INSTRUCTIONS FOR THE TASK. Output the material beneath exactly, leaving nothing out.

Rows from a figure dataset.

============================================================

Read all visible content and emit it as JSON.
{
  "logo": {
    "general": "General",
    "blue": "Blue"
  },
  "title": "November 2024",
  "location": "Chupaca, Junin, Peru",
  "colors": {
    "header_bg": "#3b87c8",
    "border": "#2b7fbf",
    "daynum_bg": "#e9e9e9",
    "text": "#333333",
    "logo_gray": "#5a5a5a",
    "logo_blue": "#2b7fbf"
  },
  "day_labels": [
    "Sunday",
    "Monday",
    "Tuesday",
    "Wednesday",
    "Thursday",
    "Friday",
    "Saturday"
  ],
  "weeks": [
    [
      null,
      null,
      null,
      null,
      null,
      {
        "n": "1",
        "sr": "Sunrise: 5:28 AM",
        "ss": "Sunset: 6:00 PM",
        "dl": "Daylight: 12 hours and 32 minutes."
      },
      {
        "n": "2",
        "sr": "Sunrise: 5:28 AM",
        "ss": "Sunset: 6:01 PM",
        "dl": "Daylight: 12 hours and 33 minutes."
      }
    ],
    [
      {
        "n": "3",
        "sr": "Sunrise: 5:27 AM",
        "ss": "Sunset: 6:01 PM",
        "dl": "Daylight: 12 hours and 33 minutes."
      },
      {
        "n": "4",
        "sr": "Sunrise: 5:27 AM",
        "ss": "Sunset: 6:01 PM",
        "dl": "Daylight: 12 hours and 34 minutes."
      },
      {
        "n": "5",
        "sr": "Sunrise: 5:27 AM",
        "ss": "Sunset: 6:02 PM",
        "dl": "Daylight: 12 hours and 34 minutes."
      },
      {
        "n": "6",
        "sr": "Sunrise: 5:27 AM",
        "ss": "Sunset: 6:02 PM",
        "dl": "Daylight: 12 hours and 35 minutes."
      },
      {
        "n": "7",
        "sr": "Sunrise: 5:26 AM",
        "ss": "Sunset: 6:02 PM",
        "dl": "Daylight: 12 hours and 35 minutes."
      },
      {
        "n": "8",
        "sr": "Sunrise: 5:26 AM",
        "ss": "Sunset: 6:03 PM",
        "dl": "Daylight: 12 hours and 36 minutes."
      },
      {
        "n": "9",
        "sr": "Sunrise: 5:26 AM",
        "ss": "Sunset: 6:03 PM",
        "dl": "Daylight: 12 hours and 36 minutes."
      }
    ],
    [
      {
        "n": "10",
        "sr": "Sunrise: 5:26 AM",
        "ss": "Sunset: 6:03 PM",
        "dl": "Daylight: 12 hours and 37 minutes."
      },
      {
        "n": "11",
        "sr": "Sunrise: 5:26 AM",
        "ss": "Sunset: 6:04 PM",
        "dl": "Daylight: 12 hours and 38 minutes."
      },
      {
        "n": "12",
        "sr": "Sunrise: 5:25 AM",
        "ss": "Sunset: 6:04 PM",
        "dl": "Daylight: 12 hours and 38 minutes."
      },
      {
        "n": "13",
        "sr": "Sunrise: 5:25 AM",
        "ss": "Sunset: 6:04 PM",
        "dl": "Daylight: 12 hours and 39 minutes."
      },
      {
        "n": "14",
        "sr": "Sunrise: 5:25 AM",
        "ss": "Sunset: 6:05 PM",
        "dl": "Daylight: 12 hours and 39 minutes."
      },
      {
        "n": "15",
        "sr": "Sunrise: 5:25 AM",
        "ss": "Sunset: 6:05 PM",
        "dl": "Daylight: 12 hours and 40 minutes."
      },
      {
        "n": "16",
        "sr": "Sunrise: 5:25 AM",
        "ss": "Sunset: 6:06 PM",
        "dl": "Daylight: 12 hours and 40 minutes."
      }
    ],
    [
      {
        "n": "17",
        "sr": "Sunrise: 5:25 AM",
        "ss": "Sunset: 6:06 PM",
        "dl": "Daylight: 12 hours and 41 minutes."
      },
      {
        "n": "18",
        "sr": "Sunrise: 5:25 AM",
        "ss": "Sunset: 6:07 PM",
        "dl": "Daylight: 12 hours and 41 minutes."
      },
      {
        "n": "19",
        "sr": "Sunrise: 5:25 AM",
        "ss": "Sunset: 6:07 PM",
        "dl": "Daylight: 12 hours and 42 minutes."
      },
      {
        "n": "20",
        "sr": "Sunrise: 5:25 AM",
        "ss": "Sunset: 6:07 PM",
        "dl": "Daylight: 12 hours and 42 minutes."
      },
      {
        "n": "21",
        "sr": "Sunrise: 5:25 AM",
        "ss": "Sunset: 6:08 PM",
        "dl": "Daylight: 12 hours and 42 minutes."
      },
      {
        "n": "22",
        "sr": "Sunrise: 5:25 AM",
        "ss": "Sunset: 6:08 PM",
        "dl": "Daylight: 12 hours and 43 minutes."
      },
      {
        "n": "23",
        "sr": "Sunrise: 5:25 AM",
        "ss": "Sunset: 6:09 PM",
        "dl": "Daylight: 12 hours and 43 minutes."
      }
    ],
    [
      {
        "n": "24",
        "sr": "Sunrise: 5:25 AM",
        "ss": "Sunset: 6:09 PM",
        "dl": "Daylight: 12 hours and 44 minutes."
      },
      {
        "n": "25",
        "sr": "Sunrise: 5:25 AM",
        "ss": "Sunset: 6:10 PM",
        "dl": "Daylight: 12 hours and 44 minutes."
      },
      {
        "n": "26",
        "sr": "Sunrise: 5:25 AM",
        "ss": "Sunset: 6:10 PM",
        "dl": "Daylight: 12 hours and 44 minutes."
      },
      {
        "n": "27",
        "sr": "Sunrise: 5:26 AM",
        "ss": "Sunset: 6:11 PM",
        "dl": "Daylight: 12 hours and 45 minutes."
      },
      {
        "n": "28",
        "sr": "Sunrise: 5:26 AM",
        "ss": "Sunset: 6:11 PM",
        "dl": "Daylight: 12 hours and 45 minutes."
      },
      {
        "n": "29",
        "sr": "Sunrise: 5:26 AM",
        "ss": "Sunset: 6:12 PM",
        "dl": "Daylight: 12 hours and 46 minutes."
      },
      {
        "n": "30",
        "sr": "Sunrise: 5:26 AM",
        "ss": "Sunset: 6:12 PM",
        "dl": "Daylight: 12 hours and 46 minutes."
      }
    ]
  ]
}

============================================================

RIGHT ANSWER.
Read all visible content and emit it as JSON.
{
  "logo": {
    "general": "General",
    "blue": "Blue"
  },
  "title": "November 2024",
  "location": "Chupaca, Junin, Peru",
  "colors": {
    "header_bg": "#3b87c8",
    "border": "#2b7fbf",
    "daynum_bg": "#e9e9e9",
    "text": "#333333",
    "logo_gray": "#5a5a5a",
    "logo_blue": "#2b7fbf"
  },
  "day_labels": [
    "Sunday",
    "Monday",
    "Tuesday",
    "Wednesday",
    "Thursday",
    "Friday",
    "Saturday"
  ],
  "weeks": [
    [
      null,
      null,
      null,
      null,
      null,
      {
        "n": "1",
        "sr": "Sunrise: 5:28 AM",
        "ss": "Sunset: 6:00 PM",
        "dl": "Daylight: 12 hours and 32 minutes."
      },
      {
        "n": "2",
        "sr": "Sunrise: 5:28 AM",
        "ss": "Sunset: 6:01 PM",
        "dl": "Daylight: 12 hours and 33 minutes."
      }
    ],
    [
      {
        "n": "3",
        "sr": "Sunrise: 5:27 AM",
        "ss": "Sunset: 6:01 PM",
        "dl": "Daylight: 12 hours and 33 minutes."
      },
      {
        "n": "4",
        "sr": "Sunrise: 5:27 AM",
        "ss": "Sunset: 6:01 PM",
        "dl": "Daylight: 12 hours and 34 minutes."
      },
      {
        "n": "5",
        "sr": "Sunrise: 5:27 AM",
        "ss": "Sunset: 6:02 PM",
        "dl": "Daylight: 12 hours and 34 minutes."
      },
      {
        "n": "6",
        "sr": "Sunrise: 5:27 AM",
        "ss": "Sunset: 6:02 PM",
        "dl": "Daylight: 12 hours and 35 minutes."
      },
      {
        "n": "7",
        "sr": "Sunrise: 5:26 AM",
        "ss": "Sunset: 6:02 PM",
        "dl": "Daylight: 12 hours and 35 minutes."
      },
      {
        "n": "8",
        "sr": "Sunrise: 5:26 AM",
        "ss": "Sunset: 6:03 PM",
        "dl": "Daylight: 12 hours and 36 minutes."
      },
      {
        "n": "9",
        "sr": "Sunrise: 5:26 AM",
        "ss": "Sunset: 6:03 PM",
        "dl": "Daylight: 12 hours and 36 minutes."
      }
    ],
    [
      {
        "n": "10",
        "sr": "Sunrise: 5:26 AM",
        "ss": "Sunset: 6:03 PM",
        "dl": "Daylight: 12 hours and 37 minutes."
      },
      {
        "n": "11",
        "sr": "Sunrise: 5:26 AM",
        "ss": "Sunset: 6:04 PM",
        "dl": "Daylight: 12 hours and 38 minutes."
      },
      {
        "n": "12",
        "sr": "Sunrise: 5:25 AM",
        "ss": "Sunset: 6:04 PM",
        "dl": "Daylight: 12 hours and 38 minutes."
      },
      {
        "n": "13",
        "sr": "Sunrise: 5:25 AM",
        "ss": "Sunset: 6:04 PM",
        "dl": "Daylight: 12 hours and 39 minutes."
      },
      {
        "n": "14",
        "sr": "Sunrise: 5:25 AM",
        "ss": "Sunset: 6:05 PM",
        "dl": "Daylight: 12 hours and 39 minutes."
      },
      {
        "n": "15",
        "sr": "Sunrise: 5:25 AM",
        "ss": "Sunset: 6:05 PM",
        "dl": "Daylight: 12 hours and 40 minutes."
      },
      {
        "n": "16",
        "sr": "Sunrise: 5:25 AM",
        "ss": "Sunset: 6:06 PM",
        "dl": "Daylight: 12 hours and 40 minutes."
      }
    ],
    [
      {
        "n": "17",
        "sr": "Sunrise: 5:25 AM",
        "ss": "Sunset: 6:06 PM",
        "dl": "Daylight: 12 hours and 41 minutes."
      },
      {
        "n": "18",
        "sr": "Sunrise: 5:25 AM",
        "ss": "Sunset: 6:07 PM",
        "dl": "Daylight: 12 hours and 41 minutes."
      },
      {
        "n": "19",
        "sr": "Sunrise: 5:25 AM",
        "ss": "Sunset: 6:07 PM",
        "dl": "Daylight: 12 hours and 42 minutes."
      },
      {
        "n": "20",
        "sr": "Sunrise: 5:25 AM",
        "ss": "Sunset: 6:07 PM",
        "dl": "Daylight: 12 hours and 42 minutes."
      },
      {
        "n": "21",
        "sr": "Sunrise: 5:25 AM",
        "ss": "Sunset: 6:08 PM",
        "dl": "Daylight: 12 hours and 42 minutes."
      },
      {
        "n": "22",
        "sr": "Sunrise: 5:25 AM",
        "ss": "Sunset: 6:08 PM",
        "dl": "Daylight: 12 hours and 43 minutes."
      },
      {
        "n": "23",
        "sr": "Sunrise: 5:25 AM",
        "ss": "Sunset: 6:09 PM",
        "dl": "Daylight: 12 hours and 43 minutes."
      }
    ],
    [
      {
        "n": "24",
        "sr": "Sunrise: 5:25 AM",
        "ss": "Sunset: 6:09 PM",
        "dl": "Daylight: 12 hours and 44 minutes."
      },
      {
        "n": "25",
        "sr": "Sunrise: 5:25 AM",
        "ss": "Sunset: 6:10 PM",
        "dl": "Daylight: 12 hours and 44 minutes."
      },
      {
        "n": "26",
        "sr": "Sunrise: 5:25 AM",
        "ss": "Sunset: 6:10 PM",
        "dl": "Daylight: 12 hours and 44 minutes."
      },
      {
        "n": "27",
        "sr": "Sunrise: 5:26 AM",
        "ss": "Sunset: 6:11 PM",
        "dl": "Daylight: 12 hours and 45 minutes."
      },
      {
        "n": "28",
        "sr": "Sunrise: 5:26 AM",
        "ss": "Sunset: 6:11 PM",
        "dl": "Daylight: 12 hours and 45 minutes."
      },
      {
        "n": "29",
        "sr": "Sunrise: 5:26 AM",
        "ss": "Sunset: 6:12 PM",
        "dl": "Daylight: 12 hours and 46 minutes."
      },
      {
        "n": "30",
        "sr": "Sunrise: 5:26 AM",
        "ss": "Sunset: 6:12 PM",
        "dl": "Daylight: 12 hours and 46 minutes."
      }
    ]
  ]
}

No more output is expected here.